* start Records shown *

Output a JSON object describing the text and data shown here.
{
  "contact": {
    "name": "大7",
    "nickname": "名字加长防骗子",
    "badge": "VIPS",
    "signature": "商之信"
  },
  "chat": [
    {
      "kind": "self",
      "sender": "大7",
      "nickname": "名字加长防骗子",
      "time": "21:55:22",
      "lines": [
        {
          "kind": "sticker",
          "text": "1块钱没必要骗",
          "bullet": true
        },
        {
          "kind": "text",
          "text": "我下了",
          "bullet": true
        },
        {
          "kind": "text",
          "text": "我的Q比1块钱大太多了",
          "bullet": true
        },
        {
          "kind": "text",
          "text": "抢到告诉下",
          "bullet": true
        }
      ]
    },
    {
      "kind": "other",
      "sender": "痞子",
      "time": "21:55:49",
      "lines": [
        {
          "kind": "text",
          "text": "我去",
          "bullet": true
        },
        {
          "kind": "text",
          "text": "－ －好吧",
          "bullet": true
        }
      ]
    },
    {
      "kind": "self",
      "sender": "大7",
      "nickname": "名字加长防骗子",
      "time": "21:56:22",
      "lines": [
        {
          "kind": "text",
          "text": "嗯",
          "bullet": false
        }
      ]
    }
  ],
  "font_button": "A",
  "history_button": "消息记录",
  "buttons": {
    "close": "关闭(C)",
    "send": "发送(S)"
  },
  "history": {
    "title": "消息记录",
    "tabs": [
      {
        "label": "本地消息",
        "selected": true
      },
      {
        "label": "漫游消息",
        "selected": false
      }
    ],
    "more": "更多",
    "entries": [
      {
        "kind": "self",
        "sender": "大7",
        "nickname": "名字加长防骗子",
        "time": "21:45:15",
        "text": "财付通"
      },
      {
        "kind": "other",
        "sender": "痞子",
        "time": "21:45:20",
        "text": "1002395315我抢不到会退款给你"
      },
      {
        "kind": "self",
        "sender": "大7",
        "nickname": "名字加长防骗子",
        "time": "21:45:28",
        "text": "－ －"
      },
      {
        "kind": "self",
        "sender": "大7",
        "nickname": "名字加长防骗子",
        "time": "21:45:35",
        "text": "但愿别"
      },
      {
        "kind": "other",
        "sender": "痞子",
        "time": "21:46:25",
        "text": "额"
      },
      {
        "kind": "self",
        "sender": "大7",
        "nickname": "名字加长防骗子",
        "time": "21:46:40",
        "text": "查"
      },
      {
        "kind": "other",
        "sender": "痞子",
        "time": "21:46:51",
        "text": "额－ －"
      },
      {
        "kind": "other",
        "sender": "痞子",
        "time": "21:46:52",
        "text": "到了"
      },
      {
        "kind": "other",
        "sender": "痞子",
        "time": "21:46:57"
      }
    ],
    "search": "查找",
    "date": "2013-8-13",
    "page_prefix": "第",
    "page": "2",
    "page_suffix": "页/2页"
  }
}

* end Records shown *

Stated goal
Extract the full listing above without altering anything.

Written response
Output a JSON object describing the text and data shown here.
{
  "contact": {
    "name": "大7",
    "nickname": "名字加长防骗子",
    "badge": "VIPS",
    "signature": "商之信"
  },
  "chat": [
    {
      "kind": "self",
      "sender": "大7",
      "nickname": "名字加长防骗子",
      "time": "21:55:22",
      "lines": [
        {
          "kind": "sticker",
          "text": "1块钱没必要骗",
          "bullet": true
        },
        {
          "kind": "text",
          "text": "我下了",
          "bullet": true
        },
        {
          "kind": "text",
          "text": "我的Q比1块钱大太多了",
          "bullet": true
        },
        {
          "kind": "text",
          "text": "抢到告诉下",
          "bullet": true
        }
      ]
    },
    {
      "kind": "other",
      "sender": "痞子",
      "time": "21:55:49",
      "lines": [
        {
          "kind": "text",
          "text": "我去",
          "bullet": true
        },
        {
          "kind": "text",
          "text": "－ －好吧",
          "bullet": true
        }
      ]
    },
    {
      "kind": "self",
      "sender": "大7",
      "nickname": "名字加长防骗子",
      "time": "21:56:22",
      "lines": [
        {
          "kind": "text",
          "text": "嗯",
          "bullet": false
        }
      ]
    }
  ],
  "font_button": "A",
  "history_button": "消息记录",
  "buttons": {
    "close": "关闭(C)",
    "send": "发送(S)"
  },
  "history": {
    "title": "消息记录",
    "tabs": [
      {
        "label": "本地消息",
        "selected": true
      },
      {
        "label": "漫游消息",
        "selected": false
      }
    ],
    "more": "更多",
    "entries": [
      {
        "kind": "self",
        "sender": "大7",
        "nickname": "名字加长防骗子",
        "time": "21:45:15",
        "text": "财付通"
      },
      {
        "kind": "other",
        "sender": "痞子",
        "time": "21:45:20",
        "text": "1002395315我抢不到会退款给你"
      },
      {
        "kind": "self",
        "sender": "大7",
        "nickname": "名字加长防骗子",
        "time": "21:45:28",
        "text": "－ －"
      },
      {
        "kind": "self",
        "sender": "大7",
        "nickname": "名字加长防骗子",
        "time": "21:45:35",
        "text": "但愿别"
      },
      {
        "kind": "other",
        "sender": "痞子",
        "time": "21:46:25",
        "text": "额"
      },
      {
        "kind": "self",
        "sender": "大7",
        "nickname": "名字加长防骗子",
        "time": "21:46:40",
        "text": "查"
      },
      {
        "kind": "other",
        "sender": "痞子",
        "time": "21:46:51",
        "text": "额－ －"
      },
      {
        "kind": "other",
        "sender": "痞子",
        "time": "21:46:52",
        "text": "到了"
      },
      {
        "kind": "other",
        "sender": "痞子",
        "time": "21:46:57"
      }
    ],
    "search": "查找",
    "date": "2013-8-13",
    "page_prefix": "第",
    "page": "2",
    "page_suffix": "页/2页"
  }
}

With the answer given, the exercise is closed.